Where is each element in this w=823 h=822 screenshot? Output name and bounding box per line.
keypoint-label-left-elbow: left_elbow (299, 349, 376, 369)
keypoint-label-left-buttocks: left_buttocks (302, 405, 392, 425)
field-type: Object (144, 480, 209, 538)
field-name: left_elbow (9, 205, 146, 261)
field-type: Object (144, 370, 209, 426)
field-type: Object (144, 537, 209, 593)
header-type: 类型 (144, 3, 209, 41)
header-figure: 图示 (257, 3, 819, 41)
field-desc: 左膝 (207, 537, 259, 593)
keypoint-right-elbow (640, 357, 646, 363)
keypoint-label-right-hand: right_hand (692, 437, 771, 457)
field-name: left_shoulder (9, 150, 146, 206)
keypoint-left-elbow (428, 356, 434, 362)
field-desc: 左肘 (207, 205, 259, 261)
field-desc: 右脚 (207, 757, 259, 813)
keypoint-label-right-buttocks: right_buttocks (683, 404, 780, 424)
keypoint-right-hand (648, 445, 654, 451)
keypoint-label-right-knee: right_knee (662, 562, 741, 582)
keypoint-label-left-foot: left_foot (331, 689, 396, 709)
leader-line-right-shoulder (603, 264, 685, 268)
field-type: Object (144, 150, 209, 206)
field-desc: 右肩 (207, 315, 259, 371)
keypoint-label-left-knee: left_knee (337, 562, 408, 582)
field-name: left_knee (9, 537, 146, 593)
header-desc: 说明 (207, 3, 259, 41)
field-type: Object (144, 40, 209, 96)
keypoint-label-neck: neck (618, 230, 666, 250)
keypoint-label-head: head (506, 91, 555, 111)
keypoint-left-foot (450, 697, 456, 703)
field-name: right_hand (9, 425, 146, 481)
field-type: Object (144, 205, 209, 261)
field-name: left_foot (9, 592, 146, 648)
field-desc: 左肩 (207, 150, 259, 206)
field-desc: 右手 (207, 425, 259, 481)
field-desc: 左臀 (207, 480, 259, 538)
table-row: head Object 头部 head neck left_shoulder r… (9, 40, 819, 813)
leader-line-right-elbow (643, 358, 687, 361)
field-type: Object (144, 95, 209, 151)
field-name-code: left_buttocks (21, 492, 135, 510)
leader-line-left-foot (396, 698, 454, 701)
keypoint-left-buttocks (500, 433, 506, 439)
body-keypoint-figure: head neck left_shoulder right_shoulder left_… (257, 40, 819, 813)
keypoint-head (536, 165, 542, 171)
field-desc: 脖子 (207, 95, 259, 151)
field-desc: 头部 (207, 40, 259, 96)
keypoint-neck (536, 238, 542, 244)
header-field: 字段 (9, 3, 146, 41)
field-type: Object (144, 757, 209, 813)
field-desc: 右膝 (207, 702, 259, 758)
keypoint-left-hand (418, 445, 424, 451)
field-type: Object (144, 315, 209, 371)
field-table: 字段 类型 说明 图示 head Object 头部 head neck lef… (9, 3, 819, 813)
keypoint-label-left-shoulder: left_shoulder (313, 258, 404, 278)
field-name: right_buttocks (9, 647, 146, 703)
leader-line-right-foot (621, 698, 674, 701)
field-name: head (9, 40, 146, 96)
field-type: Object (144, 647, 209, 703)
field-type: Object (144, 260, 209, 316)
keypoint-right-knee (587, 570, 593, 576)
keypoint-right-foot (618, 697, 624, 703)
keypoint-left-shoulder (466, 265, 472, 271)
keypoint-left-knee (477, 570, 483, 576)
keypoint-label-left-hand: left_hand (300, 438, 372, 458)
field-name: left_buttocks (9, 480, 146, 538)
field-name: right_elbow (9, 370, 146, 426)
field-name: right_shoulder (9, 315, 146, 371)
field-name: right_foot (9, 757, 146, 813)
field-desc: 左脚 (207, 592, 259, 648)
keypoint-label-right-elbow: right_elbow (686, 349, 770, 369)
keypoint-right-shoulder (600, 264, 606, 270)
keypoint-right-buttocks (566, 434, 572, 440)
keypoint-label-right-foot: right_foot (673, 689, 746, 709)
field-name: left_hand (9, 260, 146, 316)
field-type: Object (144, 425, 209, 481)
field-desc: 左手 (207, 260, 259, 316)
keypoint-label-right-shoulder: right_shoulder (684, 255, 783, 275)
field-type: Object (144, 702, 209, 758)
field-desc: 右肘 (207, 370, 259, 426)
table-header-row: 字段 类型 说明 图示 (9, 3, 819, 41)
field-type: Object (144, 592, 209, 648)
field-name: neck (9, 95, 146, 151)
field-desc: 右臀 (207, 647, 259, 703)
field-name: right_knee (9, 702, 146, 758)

□ □ □ □ □ □ □

REQUIRED WORK:
Please retype the listing above line for line, from its first line through the line containing "keypoint-right-hand (648, 445, 654, 451)", with both of those lines included.

COMPLETE ANSWER:
Where is each element in this w=823 h=822 screenshot? Output name and bounding box per line.
keypoint-label-left-elbow: left_elbow (299, 349, 376, 369)
keypoint-label-left-buttocks: left_buttocks (302, 405, 392, 425)
field-type: Object (144, 480, 209, 538)
field-name: left_elbow (9, 205, 146, 261)
field-type: Object (144, 370, 209, 426)
field-type: Object (144, 537, 209, 593)
header-type: 类型 (144, 3, 209, 41)
header-figure: 图示 (257, 3, 819, 41)
field-desc: 左膝 (207, 537, 259, 593)
keypoint-right-elbow (640, 357, 646, 363)
keypoint-label-right-hand: right_hand (692, 437, 771, 457)
field-name: left_shoulder (9, 150, 146, 206)
keypoint-left-elbow (428, 356, 434, 362)
field-desc: 左肘 (207, 205, 259, 261)
field-desc: 右脚 (207, 757, 259, 813)
keypoint-label-right-buttocks: right_buttocks (683, 404, 780, 424)
keypoint-right-hand (648, 445, 654, 451)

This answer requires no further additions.